▸ What is expected:
Copy all records verbatim.

▸ Given entries:
** begin **
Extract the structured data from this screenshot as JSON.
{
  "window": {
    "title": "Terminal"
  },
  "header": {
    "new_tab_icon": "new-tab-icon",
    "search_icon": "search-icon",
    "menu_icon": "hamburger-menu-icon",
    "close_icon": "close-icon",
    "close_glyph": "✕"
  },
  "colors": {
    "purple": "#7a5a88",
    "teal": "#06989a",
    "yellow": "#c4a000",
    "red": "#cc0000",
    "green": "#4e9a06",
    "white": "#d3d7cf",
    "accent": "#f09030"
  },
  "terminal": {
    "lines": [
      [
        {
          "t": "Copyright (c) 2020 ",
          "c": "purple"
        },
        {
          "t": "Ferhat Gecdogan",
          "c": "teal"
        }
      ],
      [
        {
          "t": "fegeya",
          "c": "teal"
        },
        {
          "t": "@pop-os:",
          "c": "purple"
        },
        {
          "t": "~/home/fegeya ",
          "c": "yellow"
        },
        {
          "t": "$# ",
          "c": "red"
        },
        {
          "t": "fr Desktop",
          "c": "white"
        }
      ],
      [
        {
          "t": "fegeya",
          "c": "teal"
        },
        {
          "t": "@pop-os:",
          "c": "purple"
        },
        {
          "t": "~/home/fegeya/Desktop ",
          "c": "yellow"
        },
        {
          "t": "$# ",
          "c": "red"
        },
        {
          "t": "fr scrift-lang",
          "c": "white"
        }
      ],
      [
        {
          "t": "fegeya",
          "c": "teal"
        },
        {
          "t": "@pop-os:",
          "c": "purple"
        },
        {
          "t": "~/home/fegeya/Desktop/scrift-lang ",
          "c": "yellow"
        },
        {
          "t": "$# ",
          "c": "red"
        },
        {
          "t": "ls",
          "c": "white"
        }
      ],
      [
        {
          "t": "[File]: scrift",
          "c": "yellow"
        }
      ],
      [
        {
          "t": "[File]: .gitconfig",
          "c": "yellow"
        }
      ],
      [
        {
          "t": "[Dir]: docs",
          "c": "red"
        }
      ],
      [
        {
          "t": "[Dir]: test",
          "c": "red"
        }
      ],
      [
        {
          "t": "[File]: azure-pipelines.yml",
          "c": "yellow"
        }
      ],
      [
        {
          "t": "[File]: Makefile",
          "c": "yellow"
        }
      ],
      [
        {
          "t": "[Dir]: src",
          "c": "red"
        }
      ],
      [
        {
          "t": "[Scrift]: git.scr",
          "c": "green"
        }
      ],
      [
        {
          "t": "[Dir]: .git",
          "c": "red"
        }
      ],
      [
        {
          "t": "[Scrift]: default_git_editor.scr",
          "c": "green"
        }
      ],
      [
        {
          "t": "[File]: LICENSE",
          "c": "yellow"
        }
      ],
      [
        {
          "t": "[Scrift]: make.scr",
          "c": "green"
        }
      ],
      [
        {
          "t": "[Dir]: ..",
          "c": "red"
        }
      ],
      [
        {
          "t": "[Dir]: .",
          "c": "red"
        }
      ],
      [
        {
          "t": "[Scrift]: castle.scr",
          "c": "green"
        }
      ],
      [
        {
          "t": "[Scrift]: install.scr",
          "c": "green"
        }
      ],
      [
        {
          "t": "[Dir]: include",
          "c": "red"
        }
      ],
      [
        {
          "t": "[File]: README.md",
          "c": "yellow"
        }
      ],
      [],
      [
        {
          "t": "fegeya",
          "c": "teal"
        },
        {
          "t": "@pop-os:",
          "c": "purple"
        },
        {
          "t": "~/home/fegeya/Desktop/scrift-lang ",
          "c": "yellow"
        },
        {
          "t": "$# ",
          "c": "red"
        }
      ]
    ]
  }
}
** end **
▸ Exercise output:
Extract the structured data from this screenshot as JSON.
{
  "window": {
    "title": "Terminal"
  },
  "header": {
    "new_tab_icon": "new-tab-icon",
    "search_icon": "search-icon",
    "menu_icon": "hamburger-menu-icon",
    "close_icon": "close-icon",
    "close_glyph": "✕"
  },
  "colors": {
    "purple": "#7a5a88",
    "teal": "#06989a",
    "yellow": "#c4a000",
    "red": "#cc0000",
    "green": "#4e9a06",
    "white": "#d3d7cf",
    "accent": "#f09030"
  },
  "terminal": {
    "lines": [
      [
        {
          "t": "Copyright (c) 2020 ",
          "c": "purple"
        },
        {
          "t": "Ferhat Gecdogan",
          "c": "teal"
        }
      ],
      [
        {
          "t": "fegeya",
          "c": "teal"
        },
        {
          "t": "@pop-os:",
          "c": "purple"
        },
        {
          "t": "~/home/fegeya ",
          "c": "yellow"
        },
        {
          "t": "$# ",
          "c": "red"
        },
        {
          "t": "fr Desktop",
          "c": "white"
        }
      ],
      [
        {
          "t": "fegeya",
          "c": "teal"
        },
        {
          "t": "@pop-os:",
          "c": "purple"
        },
        {
          "t": "~/home/fegeya/Desktop ",
          "c": "yellow"
        },
        {
          "t": "$# ",
          "c": "red"
        },
        {
          "t": "fr scrift-lang",
          "c": "white"
        }
      ],
      [
        {
          "t": "fegeya",
          "c": "teal"
        },
        {
          "t": "@pop-os:",
          "c": "purple"
        },
        {
          "t": "~/home/fegeya/Desktop/scrift-lang ",
          "c": "yellow"
        },
        {
          "t": "$# ",
          "c": "red"
        },
        {
          "t": "ls",
          "c": "white"
        }
      ],
      [
        {
          "t": "[File]: scrift",
          "c": "yellow"
        }
      ],
      [
        {
          "t": "[File]: .gitconfig",
          "c": "yellow"
        }
      ],
      [
        {
          "t": "[Dir]: docs",
          "c": "red"
        }
      ],
      [
        {
          "t": "[Dir]: test",
          "c": "red"
        }
      ],
      [
        {
          "t": "[File]: azure-pipelines.yml",
          "c": "yellow"
        }
      ],
      [
        {
          "t": "[File]: Makefile",
          "c": "yellow"
        }
      ],
      [
        {
          "t": "[Dir]: src",
          "c": "red"
        }
      ],
      [
        {
          "t": "[Scrift]: git.scr",
          "c": "green"
        }
      ],
      [
        {
          "t": "[Dir]: .git",
          "c": "red"
        }
      ],
      [
        {
          "t": "[Scrift]: default_git_editor.scr",
          "c": "green"
        }
      ],
      [
        {
          "t": "[File]: LICENSE",
          "c": "yellow"
        }
      ],
      [
        {
          "t": "[Scrift]: make.scr",
          "c": "green"
        }
      ],
      [
        {
          "t": "[Dir]: ..",
          "c": "red"
        }
      ],
      [
        {
          "t": "[Dir]: .",
          "c": "red"
        }
      ],
      [
        {
          "t": "[Scrift]: castle.scr",
          "c": "green"
        }
      ],
      [
        {
          "t": "[Scrift]: install.scr",
          "c": "green"
        }
      ],
      [
        {
          "t": "[Dir]: include",
          "c": "red"
        }
      ],
      [
        {
          "t": "[File]: README.md",
          "c": "yellow"
        }
      ],
      [],
      [
        {
          "t": "fegeya",
          "c": "teal"
        },
        {
          "t": "@pop-os:",
          "c": "purple"
        },
        {
          "t": "~/home/fegeya/Desktop/scrift-lang ",
          "c": "yellow"
        },
        {
          "t": "$# ",
          "c": "red"
        }
      ]
    ]
  }
}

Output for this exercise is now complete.